Set task
Will you write out, word for word, every line from the one with "Parse this screenshot: output" to the final line of the data below, with the pictures left out?

Records for processing
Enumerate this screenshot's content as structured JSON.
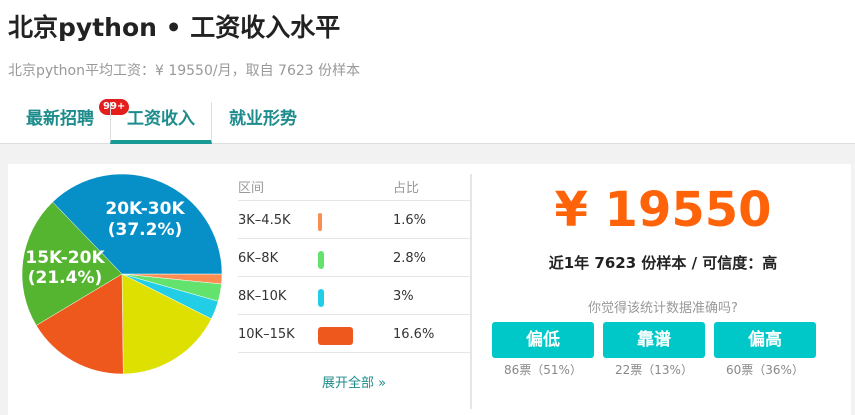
{
  "header": {
    "title": "北京python • 工资收入水平",
    "subtitle": "北京python平均工资：¥ 19550/月，取自 7623 份样本"
  },
  "tabs": [
    {
      "label": "最新招聘",
      "badge": "99+"
    },
    {
      "label": "工资收入",
      "active": true
    },
    {
      "label": "就业形势"
    }
  ],
  "chart_data": {
    "type": "pie",
    "slices": [
      {
        "name": "3K–4.5K",
        "value": 1.6,
        "color": "#fb8d52"
      },
      {
        "name": "6K–8K",
        "value": 2.8,
        "color": "#63e36e"
      },
      {
        "name": "8K–10K",
        "value": 3,
        "color": "#22cde6"
      },
      {
        "value": 17.4,
        "color": "#dde000"
      },
      {
        "name": "10K–15K",
        "value": 16.6,
        "color": "#ee581c"
      },
      {
        "name": "15K-20K",
        "value": 21.4,
        "color": "#55b531",
        "label": "15K-20K",
        "pct_label": "(21.4%)"
      },
      {
        "name": "20K-30K",
        "value": 37.2,
        "color": "#078fc7",
        "label": "20K-30K",
        "pct_label": "(37.2%)"
      }
    ]
  },
  "table": {
    "headers": [
      "区间",
      "占比"
    ],
    "rows": [
      {
        "range": "3K–4.5K",
        "pct": "1.6%",
        "value": 1.6,
        "color": "#fb8d52"
      },
      {
        "range": "6K–8K",
        "pct": "2.8%",
        "value": 2.8,
        "color": "#63e36e"
      },
      {
        "range": "8K–10K",
        "pct": "3%",
        "value": 3,
        "color": "#22cde6"
      },
      {
        "range": "10K–15K",
        "pct": "16.6%",
        "value": 16.6,
        "color": "#ee581c"
      }
    ],
    "more": "展开全部 »"
  },
  "summary": {
    "salary": "¥ 19550",
    "meta": "近1年 7623 份样本 / 可信度：高",
    "question": "你觉得该统计数据准确吗?",
    "votes": [
      {
        "label": "偏低",
        "count": "86票（51%）"
      },
      {
        "label": "靠谱",
        "count": "22票（13%）"
      },
      {
        "label": "偏高",
        "count": "60票（36%）"
      }
    ]
  }
}
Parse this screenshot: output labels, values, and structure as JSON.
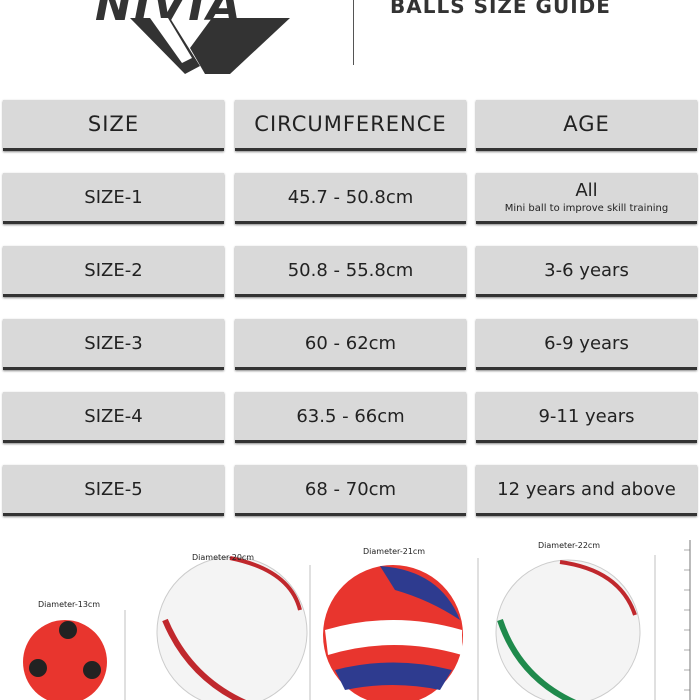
{
  "header": {
    "logo": "NIVIA",
    "title": "BALLS SIZE GUIDE"
  },
  "table": {
    "headers": [
      "SIZE",
      "CIRCUMFERENCE",
      "AGE"
    ],
    "rows": [
      {
        "size": "SIZE-1",
        "circumference": "45.7 - 50.8cm",
        "age": "All",
        "note": "Mini ball to improve skill training"
      },
      {
        "size": "SIZE-2",
        "circumference": "50.8 - 55.8cm",
        "age": "3-6 years"
      },
      {
        "size": "SIZE-3",
        "circumference": "60 - 62cm",
        "age": "6-9 years"
      },
      {
        "size": "SIZE-4",
        "circumference": "63.5 - 66cm",
        "age": "9-11 years"
      },
      {
        "size": "SIZE-5",
        "circumference": "68 - 70cm",
        "age": "12 years and above"
      }
    ]
  },
  "balls": [
    {
      "label": "Diameter-13cm"
    },
    {
      "label": "Diameter-20cm"
    },
    {
      "label": "Diameter-21cm"
    },
    {
      "label": "Diameter-22cm"
    }
  ]
}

Answer below
Parse this screenshot: output labels, values, and structure as JSON.
{
  "header": {
    "logo": "NIVIA",
    "title": "BALLS SIZE GUIDE"
  },
  "table": {
    "headers": [
      "SIZE",
      "CIRCUMFERENCE",
      "AGE"
    ],
    "rows": [
      {
        "size": "SIZE-1",
        "circumference": "45.7 - 50.8cm",
        "age": "All",
        "note": "Mini ball to improve skill training"
      },
      {
        "size": "SIZE-2",
        "circumference": "50.8 - 55.8cm",
        "age": "3-6 years"
      },
      {
        "size": "SIZE-3",
        "circumference": "60 - 62cm",
        "age": "6-9 years"
      },
      {
        "size": "SIZE-4",
        "circumference": "63.5 - 66cm",
        "age": "9-11 years"
      },
      {
        "size": "SIZE-5",
        "circumference": "68 - 70cm",
        "age": "12 years and above"
      }
    ]
  },
  "balls": [
    {
      "label": "Diameter-13cm"
    },
    {
      "label": "Diameter-20cm"
    },
    {
      "label": "Diameter-21cm"
    },
    {
      "label": "Diameter-22cm"
    }
  ]
}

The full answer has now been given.